-- Problem --
Show each line from the listing that includes the word "STUDIO".

------ Materials provided ------

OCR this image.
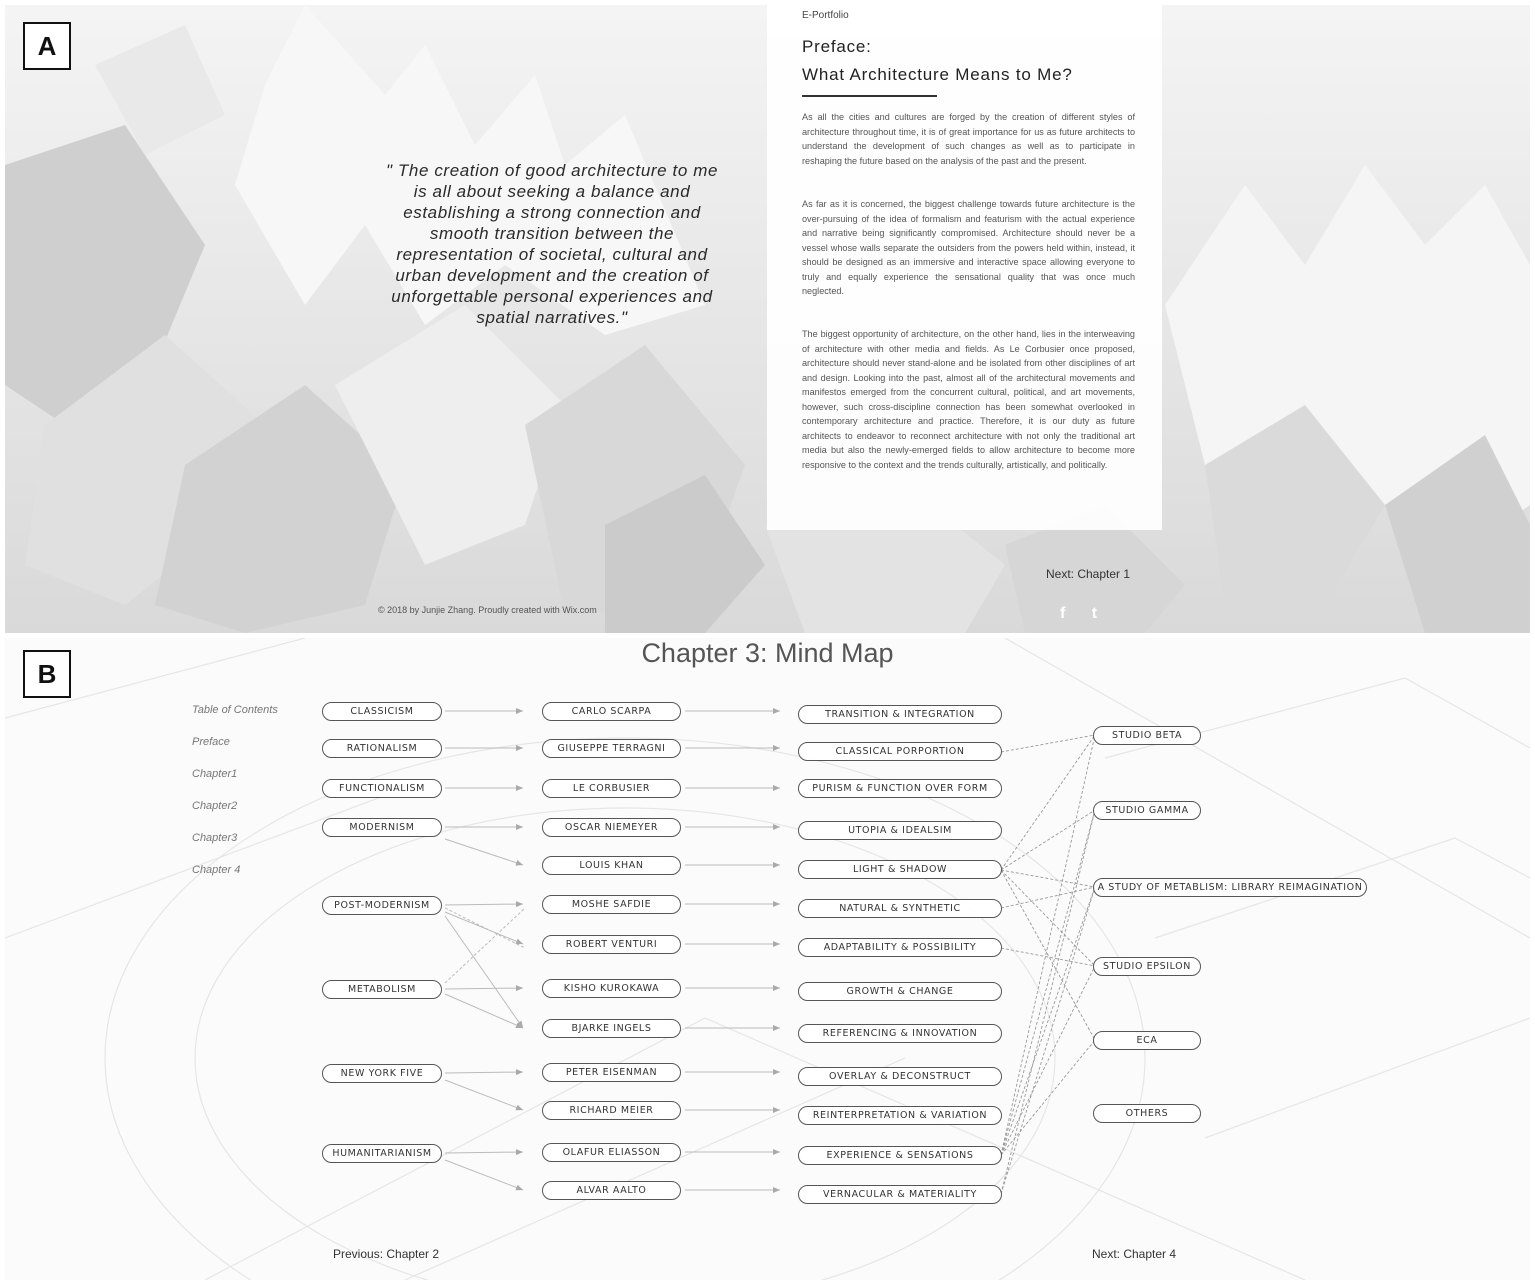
A
" The creation of good architecture to me is all about seeking a balance and establishing a strong connection and smooth transition between the representation of societal, cultural and urban development and the creation of unforgettable personal experiences and spatial narratives."
E-Portfolio
Preface:
What Architecture Means to Me?

As all the cities and cultures are forged by the creation of different styles of architecture throughout time, it is of great importance for us as future architects to understand the development of such changes as well as to participate in reshaping the future based on the analysis of the past and the present.

As far as it is concerned, the biggest challenge towards future architecture is the over-pursuing of the idea of formalism and featurism with the actual experience and narrative being significantly compromised. Architecture should never be a vessel whose walls separate the outsiders from the powers held within, instead, it should be designed as an immersive and interactive space allowing everyone to truly and equally experience the sensational quality that was once much neglected.

The biggest opportunity of architecture, on the other hand, lies in the interweaving of architecture with other media and fields. As Le Corbusier once proposed, architecture should never stand-alone and be isolated from other disciplines of art and design. Looking into the past, almost all of the architectural movements and manifestos emerged from the concurrent cultural, political, and art movements, however, such cross-discipline connection has been somewhat overlooked in contemporary architecture and practice. Therefore, it is our duty as future architects to endeavor to reconnect architecture with not only the traditional art media but also the newly-emerged fields to allow architecture to become more responsive to the context and the trends culturally, artistically, and politically.

© 2018 by Junjie Zhang. Proudly created with Wix.com
Next: Chapter 1
f t
B
Chapter 3: Mind Map
Table of Contents
Preface
Chapter1
Chapter2
Chapter3
Chapter 4
CLASSICISM
RATIONALISM
FUNCTIONALISM
MODERNISM
POST-MODERNISM
METABOLISM
NEW YORK FIVE
HUMANITARIANISM
CARLO SCARPA
GIUSEPPE TERRAGNI
LE CORBUSIER
OSCAR NIEMEYER
LOUIS KHAN
MOSHE SAFDIE
ROBERT VENTURI
KISHO KUROKAWA
BJARKE INGELS
PETER EISENMAN
RICHARD MEIER
OLAFUR ELIASSON
ALVAR AALTO
TRANSITION & INTEGRATION
CLASSICAL PORPORTION
PURISM & FUNCTION OVER FORM
UTOPIA & IDEALSIM
LIGHT & SHADOW
NATURAL & SYNTHETIC
ADAPTABILITY & POSSIBILITY
GROWTH & CHANGE
REFERENCING & INNOVATION
OVERLAY & DECONSTRUCT
REINTERPRETATION & VARIATION
EXPERIENCE & SENSATIONS
VERNACULAR & MATERIALITY
STUDIO BETA
STUDIO GAMMA
A STUDY OF METABLISM: LIBRARY REIMAGINATION
STUDIO EPSILON
ECA
OTHERS
Previous: Chapter 2	Next: Chapter 4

------

-- Written response --
STUDIO BETA
STUDIO GAMMA
STUDIO EPSILON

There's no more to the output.